TO BE DONE
Copy out the data below as written; omit any images.

Records that describe figures

━━━━━━━━━━━━━━━━━━━━━━━━━━━━━━

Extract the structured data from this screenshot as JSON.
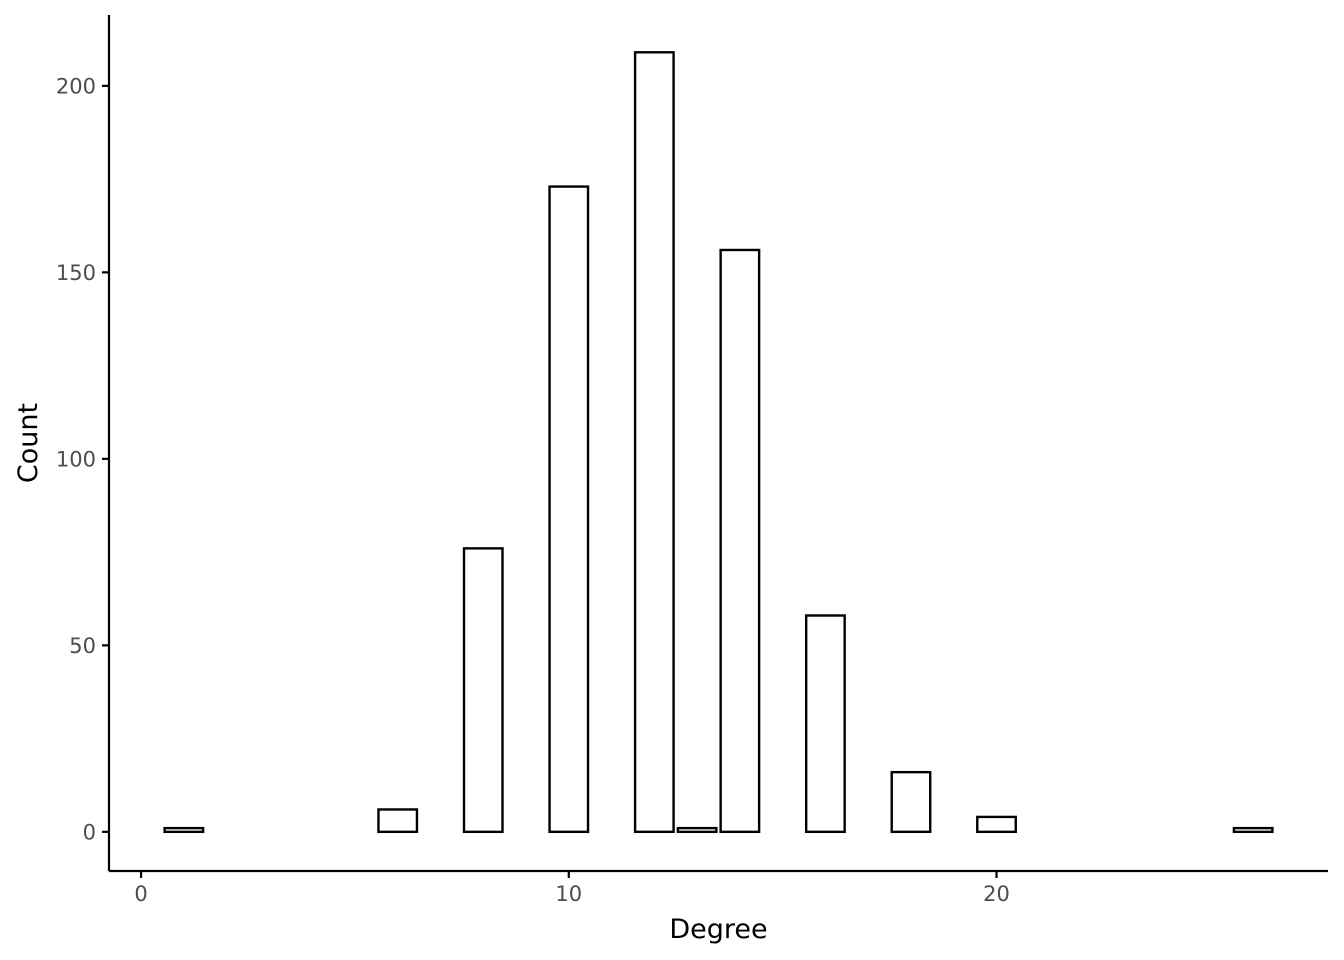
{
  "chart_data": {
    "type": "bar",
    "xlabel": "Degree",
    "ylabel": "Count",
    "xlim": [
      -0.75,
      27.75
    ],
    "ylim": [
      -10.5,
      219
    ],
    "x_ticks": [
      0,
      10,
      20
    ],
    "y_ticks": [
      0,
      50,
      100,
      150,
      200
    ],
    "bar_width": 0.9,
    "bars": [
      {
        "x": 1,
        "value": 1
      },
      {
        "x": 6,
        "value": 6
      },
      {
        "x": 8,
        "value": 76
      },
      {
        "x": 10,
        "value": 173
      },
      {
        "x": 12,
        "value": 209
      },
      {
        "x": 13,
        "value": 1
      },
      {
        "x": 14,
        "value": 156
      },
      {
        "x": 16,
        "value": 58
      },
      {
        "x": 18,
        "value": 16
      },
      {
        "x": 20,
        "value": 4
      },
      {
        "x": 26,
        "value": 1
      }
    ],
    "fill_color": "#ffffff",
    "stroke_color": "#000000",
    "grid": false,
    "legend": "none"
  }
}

━━━━━━━━━━━━━━━━━━━━━━━━━━━━━━

OUTPUT BELOW
Extract the structured data from this screenshot as JSON.
{
  "chart_data": {
    "type": "bar",
    "xlabel": "Degree",
    "ylabel": "Count",
    "xlim": [
      -0.75,
      27.75
    ],
    "ylim": [
      -10.5,
      219
    ],
    "x_ticks": [
      0,
      10,
      20
    ],
    "y_ticks": [
      0,
      50,
      100,
      150,
      200
    ],
    "bar_width": 0.9,
    "bars": [
      {
        "x": 1,
        "value": 1
      },
      {
        "x": 6,
        "value": 6
      },
      {
        "x": 8,
        "value": 76
      },
      {
        "x": 10,
        "value": 173
      },
      {
        "x": 12,
        "value": 209
      },
      {
        "x": 13,
        "value": 1
      },
      {
        "x": 14,
        "value": 156
      },
      {
        "x": 16,
        "value": 58
      },
      {
        "x": 18,
        "value": 16
      },
      {
        "x": 20,
        "value": 4
      },
      {
        "x": 26,
        "value": 1
      }
    ],
    "fill_color": "#ffffff",
    "stroke_color": "#000000",
    "grid": false,
    "legend": "none"
  }
}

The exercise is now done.